(Problem to work on): Every line of the material that follows must be printed again exactly.

(Data records):

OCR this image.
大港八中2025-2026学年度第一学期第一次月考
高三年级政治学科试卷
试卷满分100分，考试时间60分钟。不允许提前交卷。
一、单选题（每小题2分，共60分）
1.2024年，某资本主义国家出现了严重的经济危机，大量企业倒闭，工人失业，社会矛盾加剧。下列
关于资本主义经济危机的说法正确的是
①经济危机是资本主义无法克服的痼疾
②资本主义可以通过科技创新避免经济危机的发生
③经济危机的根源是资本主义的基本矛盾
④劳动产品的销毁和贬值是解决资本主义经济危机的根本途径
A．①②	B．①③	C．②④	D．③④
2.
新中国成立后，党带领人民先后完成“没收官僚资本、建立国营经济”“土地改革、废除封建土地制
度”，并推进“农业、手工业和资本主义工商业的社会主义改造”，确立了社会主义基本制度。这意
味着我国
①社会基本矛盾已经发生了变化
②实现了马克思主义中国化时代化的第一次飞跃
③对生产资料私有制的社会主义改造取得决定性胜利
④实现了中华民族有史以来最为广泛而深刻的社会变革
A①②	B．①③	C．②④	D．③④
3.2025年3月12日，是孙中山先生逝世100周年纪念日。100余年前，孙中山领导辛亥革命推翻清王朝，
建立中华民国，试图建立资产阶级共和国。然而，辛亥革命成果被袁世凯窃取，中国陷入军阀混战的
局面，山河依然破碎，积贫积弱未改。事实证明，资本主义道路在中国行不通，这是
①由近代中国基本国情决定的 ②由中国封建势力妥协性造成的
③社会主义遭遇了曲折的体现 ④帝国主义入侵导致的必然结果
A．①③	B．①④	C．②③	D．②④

(Exercise output):
OCR this image.
大港八中2025-2026学年度第一学期第一次月考
高三年级政治学科试卷
试卷满分100分，考试时间60分钟。不允许提前交卷。
一、单选题（每小题2分，共60分）
1.2024年，某资本主义国家出现了严重的经济危机，大量企业倒闭，工人失业，社会矛盾加剧。下列
关于资本主义经济危机的说法正确的是
①经济危机是资本主义无法克服的痼疾
②资本主义可以通过科技创新避免经济危机的发生
③经济危机的根源是资本主义的基本矛盾
④劳动产品的销毁和贬值是解决资本主义经济危机的根本途径
A．①②	B．①③	C．②④	D．③④
2.
新中国成立后，党带领人民先后完成“没收官僚资本、建立国营经济”“土地改革、废除封建土地制
度”，并推进“农业、手工业和资本主义工商业的社会主义改造”，确立了社会主义基本制度。这意
味着我国
①社会基本矛盾已经发生了变化
②实现了马克思主义中国化时代化的第一次飞跃
③对生产资料私有制的社会主义改造取得决定性胜利
④实现了中华民族有史以来最为广泛而深刻的社会变革
A①②	B．①③	C．②④	D．③④
3.2025年3月12日，是孙中山先生逝世100周年纪念日。100余年前，孙中山领导辛亥革命推翻清王朝，
建立中华民国，试图建立资产阶级共和国。然而，辛亥革命成果被袁世凯窃取，中国陷入军阀混战的
局面，山河依然破碎，积贫积弱未改。事实证明，资本主义道路在中国行不通，这是
①由近代中国基本国情决定的 ②由中国封建势力妥协性造成的
③社会主义遭遇了曲折的体现 ④帝国主义入侵导致的必然结果
A．①③	B．①④	C．②③	D．②④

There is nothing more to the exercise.